## Record set
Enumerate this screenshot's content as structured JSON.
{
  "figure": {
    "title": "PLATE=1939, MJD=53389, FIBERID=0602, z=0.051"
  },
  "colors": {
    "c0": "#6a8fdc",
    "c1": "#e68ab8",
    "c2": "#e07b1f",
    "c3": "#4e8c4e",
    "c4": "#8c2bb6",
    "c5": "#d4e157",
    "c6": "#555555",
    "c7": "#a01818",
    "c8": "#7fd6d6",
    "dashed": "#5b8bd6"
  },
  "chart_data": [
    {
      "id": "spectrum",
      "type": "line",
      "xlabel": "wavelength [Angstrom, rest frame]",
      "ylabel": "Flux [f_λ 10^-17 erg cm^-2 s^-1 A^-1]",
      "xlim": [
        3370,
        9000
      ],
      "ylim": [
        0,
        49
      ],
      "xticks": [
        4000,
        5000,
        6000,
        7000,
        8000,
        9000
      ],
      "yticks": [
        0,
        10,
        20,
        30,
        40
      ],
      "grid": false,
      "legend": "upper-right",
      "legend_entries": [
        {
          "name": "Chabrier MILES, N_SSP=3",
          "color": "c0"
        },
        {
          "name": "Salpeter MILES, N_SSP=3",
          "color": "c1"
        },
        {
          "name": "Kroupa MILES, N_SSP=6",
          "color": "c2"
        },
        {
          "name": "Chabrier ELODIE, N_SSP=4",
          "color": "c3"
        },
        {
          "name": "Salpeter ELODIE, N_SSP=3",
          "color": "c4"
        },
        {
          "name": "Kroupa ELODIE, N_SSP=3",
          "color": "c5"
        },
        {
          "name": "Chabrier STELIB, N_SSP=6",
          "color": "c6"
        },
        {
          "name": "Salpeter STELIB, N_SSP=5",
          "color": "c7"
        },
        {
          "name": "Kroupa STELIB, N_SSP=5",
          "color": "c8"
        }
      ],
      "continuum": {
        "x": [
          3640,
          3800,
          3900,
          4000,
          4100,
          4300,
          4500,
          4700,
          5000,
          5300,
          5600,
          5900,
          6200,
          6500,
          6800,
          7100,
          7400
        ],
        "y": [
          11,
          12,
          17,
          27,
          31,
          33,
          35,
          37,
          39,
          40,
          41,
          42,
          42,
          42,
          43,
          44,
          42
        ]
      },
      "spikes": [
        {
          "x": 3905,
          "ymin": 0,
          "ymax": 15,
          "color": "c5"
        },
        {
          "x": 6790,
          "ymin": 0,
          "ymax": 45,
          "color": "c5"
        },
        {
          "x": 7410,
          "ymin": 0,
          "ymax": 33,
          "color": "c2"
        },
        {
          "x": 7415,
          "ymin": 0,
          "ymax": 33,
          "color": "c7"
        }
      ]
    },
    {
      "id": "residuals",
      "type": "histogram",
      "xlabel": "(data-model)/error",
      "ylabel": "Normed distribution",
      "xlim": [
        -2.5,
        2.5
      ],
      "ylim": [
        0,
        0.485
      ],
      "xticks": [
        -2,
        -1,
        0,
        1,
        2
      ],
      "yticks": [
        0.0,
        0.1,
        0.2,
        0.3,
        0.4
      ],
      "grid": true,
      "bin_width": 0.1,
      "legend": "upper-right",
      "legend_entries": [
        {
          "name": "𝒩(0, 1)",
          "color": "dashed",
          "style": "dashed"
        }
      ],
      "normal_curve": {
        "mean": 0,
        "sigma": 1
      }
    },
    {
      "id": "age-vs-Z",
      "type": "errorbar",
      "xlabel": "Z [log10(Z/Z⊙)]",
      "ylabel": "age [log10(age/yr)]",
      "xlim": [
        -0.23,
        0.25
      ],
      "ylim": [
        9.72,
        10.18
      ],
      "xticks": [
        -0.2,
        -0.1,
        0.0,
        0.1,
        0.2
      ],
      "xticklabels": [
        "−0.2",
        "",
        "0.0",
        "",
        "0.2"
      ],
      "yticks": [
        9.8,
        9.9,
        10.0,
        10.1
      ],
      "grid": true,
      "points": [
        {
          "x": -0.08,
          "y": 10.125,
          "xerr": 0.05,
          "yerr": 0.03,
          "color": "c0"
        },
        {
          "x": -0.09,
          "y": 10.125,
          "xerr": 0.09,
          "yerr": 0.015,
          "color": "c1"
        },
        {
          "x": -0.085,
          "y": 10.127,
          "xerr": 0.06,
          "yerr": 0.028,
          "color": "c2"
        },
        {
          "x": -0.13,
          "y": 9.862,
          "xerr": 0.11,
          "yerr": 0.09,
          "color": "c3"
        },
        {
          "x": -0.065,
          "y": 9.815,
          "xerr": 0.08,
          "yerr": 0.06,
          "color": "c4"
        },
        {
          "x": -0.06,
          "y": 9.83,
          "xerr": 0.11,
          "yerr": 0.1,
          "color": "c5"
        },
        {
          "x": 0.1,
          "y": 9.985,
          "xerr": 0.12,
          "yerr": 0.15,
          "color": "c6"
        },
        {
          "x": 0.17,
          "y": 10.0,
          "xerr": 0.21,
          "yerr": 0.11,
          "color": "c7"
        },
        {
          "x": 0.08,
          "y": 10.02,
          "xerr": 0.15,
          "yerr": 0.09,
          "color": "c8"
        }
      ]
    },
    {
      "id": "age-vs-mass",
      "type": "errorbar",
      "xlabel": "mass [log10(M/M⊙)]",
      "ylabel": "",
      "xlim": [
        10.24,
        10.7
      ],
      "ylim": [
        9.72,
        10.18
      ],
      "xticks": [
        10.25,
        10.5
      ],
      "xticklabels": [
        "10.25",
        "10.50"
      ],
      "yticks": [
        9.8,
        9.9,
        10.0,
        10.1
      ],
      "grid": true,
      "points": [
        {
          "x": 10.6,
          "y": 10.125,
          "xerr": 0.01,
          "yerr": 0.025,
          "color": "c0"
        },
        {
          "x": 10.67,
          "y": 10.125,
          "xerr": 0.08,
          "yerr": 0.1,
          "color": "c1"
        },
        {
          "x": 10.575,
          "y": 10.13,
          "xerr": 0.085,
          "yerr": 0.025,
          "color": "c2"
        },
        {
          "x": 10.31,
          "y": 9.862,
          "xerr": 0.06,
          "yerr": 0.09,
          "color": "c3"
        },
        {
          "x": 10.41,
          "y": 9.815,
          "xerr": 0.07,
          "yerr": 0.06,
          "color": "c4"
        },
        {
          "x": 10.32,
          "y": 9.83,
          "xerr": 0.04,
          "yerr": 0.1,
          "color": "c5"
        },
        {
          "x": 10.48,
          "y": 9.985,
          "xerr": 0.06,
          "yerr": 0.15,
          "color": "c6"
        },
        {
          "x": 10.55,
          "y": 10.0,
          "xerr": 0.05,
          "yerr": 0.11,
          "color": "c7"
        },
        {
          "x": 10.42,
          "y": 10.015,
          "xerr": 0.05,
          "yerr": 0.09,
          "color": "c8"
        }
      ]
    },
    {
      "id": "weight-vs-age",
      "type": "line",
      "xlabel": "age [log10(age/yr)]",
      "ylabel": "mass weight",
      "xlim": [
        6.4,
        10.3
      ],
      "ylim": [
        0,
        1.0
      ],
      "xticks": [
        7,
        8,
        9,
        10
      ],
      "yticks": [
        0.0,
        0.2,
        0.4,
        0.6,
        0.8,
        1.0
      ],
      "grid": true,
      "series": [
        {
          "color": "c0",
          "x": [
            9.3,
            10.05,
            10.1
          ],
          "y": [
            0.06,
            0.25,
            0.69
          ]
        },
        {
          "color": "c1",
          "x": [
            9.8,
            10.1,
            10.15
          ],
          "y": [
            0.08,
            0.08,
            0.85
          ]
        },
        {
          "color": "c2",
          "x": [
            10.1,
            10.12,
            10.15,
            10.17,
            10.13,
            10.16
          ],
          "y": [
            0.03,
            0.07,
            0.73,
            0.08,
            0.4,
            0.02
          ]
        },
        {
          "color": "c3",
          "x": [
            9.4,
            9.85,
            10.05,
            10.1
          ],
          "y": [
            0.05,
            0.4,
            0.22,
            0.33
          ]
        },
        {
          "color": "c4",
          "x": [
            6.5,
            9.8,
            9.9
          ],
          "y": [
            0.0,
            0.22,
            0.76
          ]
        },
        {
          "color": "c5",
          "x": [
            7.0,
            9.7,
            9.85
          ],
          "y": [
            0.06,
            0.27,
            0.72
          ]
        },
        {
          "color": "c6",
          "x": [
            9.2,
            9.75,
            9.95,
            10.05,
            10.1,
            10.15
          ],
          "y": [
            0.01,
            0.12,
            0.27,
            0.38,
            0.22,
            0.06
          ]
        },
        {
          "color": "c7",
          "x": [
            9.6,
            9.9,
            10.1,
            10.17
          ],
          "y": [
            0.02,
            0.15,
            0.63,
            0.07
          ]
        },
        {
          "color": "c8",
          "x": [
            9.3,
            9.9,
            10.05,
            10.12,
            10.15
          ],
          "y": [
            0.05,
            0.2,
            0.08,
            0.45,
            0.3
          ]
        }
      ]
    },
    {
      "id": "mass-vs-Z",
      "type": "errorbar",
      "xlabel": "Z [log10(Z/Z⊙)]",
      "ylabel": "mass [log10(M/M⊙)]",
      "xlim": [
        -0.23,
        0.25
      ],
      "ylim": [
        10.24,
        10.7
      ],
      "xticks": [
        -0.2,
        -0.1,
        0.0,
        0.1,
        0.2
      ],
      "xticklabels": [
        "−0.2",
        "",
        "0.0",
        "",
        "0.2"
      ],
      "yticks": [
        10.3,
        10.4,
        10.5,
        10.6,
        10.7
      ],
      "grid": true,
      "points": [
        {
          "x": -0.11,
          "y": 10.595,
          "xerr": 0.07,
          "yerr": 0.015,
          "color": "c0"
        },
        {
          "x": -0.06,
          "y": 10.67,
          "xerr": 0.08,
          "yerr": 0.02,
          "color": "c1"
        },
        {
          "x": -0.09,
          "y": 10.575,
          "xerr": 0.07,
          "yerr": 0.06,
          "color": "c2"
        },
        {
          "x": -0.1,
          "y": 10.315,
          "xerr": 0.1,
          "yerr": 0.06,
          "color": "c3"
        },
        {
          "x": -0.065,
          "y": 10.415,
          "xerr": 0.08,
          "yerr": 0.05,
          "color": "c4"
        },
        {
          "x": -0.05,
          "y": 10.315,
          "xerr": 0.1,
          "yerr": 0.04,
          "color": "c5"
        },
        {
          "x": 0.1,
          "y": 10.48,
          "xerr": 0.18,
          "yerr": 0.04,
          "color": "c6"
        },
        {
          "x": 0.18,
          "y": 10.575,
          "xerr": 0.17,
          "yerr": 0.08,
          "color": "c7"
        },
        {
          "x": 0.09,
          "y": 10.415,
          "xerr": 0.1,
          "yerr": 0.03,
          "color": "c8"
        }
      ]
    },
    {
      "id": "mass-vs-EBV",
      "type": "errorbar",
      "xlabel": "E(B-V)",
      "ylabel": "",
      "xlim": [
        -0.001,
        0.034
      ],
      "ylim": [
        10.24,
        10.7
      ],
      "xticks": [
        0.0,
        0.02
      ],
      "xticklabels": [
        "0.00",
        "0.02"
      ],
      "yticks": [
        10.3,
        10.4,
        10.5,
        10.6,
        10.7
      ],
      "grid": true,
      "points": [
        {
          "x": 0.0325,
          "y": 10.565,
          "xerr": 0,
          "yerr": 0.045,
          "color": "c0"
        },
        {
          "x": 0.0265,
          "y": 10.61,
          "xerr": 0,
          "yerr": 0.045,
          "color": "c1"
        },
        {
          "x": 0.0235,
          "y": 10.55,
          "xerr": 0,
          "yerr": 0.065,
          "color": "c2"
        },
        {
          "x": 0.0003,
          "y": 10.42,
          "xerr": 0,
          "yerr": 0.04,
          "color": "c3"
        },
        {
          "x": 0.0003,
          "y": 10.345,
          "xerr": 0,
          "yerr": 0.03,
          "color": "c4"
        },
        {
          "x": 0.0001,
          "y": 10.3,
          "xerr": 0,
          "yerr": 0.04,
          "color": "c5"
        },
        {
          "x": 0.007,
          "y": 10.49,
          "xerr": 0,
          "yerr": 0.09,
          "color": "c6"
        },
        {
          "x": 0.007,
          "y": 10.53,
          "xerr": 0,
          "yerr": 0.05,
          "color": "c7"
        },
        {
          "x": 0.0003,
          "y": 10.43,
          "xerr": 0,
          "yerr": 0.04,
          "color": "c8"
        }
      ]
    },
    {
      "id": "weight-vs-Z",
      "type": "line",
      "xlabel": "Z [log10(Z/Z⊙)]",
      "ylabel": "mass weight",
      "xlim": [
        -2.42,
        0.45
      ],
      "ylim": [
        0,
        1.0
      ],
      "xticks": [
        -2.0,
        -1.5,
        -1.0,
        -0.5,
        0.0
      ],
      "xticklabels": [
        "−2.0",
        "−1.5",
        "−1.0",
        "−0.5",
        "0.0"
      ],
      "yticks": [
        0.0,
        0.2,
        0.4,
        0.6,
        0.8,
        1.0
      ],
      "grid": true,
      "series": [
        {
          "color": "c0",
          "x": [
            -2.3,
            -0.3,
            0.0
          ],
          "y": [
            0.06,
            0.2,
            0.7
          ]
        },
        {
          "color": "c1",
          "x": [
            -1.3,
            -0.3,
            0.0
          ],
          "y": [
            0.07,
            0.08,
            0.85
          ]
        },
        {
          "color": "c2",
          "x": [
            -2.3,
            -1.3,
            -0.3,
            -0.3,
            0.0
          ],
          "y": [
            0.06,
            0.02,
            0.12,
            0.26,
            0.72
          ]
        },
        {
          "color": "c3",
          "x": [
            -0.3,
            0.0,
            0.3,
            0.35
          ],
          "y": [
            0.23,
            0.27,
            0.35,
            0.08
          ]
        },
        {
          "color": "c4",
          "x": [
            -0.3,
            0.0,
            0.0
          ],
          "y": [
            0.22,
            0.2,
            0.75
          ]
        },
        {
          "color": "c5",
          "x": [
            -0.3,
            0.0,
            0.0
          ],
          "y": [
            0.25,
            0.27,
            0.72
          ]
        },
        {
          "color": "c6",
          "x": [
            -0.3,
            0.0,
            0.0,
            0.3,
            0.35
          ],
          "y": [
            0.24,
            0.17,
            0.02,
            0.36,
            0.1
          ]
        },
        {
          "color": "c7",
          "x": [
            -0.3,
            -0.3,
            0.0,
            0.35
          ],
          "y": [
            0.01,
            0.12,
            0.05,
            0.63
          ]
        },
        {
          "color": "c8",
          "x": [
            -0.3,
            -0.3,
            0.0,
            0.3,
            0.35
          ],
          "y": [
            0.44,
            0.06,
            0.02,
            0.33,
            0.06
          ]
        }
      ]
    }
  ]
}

## What is required
Search the lines above for the string "mass", then show every one that has it.

## Response
      "id": "age-vs-mass",
      "xlabel": "mass [log10(M/M⊙)]",
      "ylabel": "mass weight",
      "id": "mass-vs-Z",
      "ylabel": "mass [log10(M/M⊙)]",
      "id": "mass-vs-EBV",
      "ylabel": "mass weight",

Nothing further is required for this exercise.